Record extracts:
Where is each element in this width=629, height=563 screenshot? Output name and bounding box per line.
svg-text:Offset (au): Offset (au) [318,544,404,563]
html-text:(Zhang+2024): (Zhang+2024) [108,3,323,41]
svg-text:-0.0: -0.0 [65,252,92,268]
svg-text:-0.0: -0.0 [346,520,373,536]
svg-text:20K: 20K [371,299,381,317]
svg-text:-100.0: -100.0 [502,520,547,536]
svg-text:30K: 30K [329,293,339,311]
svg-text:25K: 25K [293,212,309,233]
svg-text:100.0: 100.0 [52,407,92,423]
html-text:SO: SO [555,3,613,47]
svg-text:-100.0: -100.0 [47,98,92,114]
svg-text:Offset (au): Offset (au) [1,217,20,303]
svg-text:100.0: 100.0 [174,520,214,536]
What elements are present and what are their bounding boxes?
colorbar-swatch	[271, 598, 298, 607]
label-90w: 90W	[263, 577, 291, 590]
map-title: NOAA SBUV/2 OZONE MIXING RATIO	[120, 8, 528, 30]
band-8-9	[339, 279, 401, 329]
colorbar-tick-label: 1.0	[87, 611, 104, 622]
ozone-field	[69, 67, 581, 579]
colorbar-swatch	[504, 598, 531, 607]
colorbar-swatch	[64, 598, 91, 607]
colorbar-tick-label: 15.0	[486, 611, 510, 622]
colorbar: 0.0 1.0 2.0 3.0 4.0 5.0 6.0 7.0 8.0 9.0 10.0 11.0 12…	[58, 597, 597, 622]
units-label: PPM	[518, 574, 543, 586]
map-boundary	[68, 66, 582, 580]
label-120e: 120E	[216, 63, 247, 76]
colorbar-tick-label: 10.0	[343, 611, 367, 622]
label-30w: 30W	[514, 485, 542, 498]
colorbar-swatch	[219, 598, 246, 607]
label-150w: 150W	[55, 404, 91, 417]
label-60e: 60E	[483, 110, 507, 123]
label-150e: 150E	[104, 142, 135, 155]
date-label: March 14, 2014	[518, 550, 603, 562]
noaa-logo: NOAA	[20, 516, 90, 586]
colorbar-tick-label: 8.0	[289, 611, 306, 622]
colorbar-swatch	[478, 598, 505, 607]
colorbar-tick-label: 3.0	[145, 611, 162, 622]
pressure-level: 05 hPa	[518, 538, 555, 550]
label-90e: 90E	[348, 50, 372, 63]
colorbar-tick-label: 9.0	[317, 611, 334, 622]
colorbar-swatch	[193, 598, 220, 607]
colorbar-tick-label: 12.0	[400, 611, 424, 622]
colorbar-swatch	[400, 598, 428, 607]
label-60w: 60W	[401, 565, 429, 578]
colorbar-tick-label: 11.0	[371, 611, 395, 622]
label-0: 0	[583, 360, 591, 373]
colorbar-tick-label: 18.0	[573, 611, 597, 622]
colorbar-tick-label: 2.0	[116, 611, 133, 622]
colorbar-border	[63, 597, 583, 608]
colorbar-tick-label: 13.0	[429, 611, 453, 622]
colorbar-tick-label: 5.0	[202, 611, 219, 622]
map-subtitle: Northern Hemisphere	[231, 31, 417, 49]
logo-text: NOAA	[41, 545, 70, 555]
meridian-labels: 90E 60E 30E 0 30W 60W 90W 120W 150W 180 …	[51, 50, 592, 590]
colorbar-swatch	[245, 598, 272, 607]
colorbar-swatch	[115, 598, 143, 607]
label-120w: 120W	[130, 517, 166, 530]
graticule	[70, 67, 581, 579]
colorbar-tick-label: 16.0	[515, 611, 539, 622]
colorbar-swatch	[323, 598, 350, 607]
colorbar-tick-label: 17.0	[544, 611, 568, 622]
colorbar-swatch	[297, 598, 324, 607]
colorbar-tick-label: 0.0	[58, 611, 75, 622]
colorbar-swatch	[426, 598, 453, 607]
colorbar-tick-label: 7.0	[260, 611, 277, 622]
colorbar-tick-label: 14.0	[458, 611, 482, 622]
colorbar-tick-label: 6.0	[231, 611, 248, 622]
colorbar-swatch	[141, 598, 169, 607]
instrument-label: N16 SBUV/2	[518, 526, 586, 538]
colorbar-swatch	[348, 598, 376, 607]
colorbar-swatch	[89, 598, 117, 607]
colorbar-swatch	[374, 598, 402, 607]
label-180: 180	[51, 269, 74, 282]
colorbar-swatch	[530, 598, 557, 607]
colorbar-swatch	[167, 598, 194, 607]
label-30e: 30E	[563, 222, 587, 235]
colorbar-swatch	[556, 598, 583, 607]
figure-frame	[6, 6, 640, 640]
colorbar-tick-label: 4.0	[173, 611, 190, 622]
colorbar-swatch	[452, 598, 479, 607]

What to do: Express the lines from the first line of the records through the line containing "html-text:SO: SO [555,3,613,47]" as a Markdown table with two columns, "Number" for the row number and "Entry" for the line, and skip any blank lines.

Exercise answer:
| Number | Entry |
|---|---|
| 1 | Where is each element in this width=629, height=563 screenshot? Output name and bounding box per line. |
| 2 | svg-text:Offset (au): Offset (au) [318,544,404,563] |
| 3 | html-text:(Zhang+2024): (Zhang+2024) [108,3,323,41] |
| 4 | svg-text:-0.0: -0.0 [65,252,92,268] |
| 5 | svg-text:-0.0: -0.0 [346,520,373,536] |
| 6 | svg-text:20K: 20K [371,299,381,317] |
| 7 | svg-text:-100.0: -100.0 [502,520,547,536] |
| 8 | svg-text:30K: 30K [329,293,339,311] |
| 9 | svg-text:25K: 25K [293,212,309,233] |
| 10 | svg-text:100.0: 100.0 [52,407,92,423] |
| 11 | html-text:SO: SO [555,3,613,47] |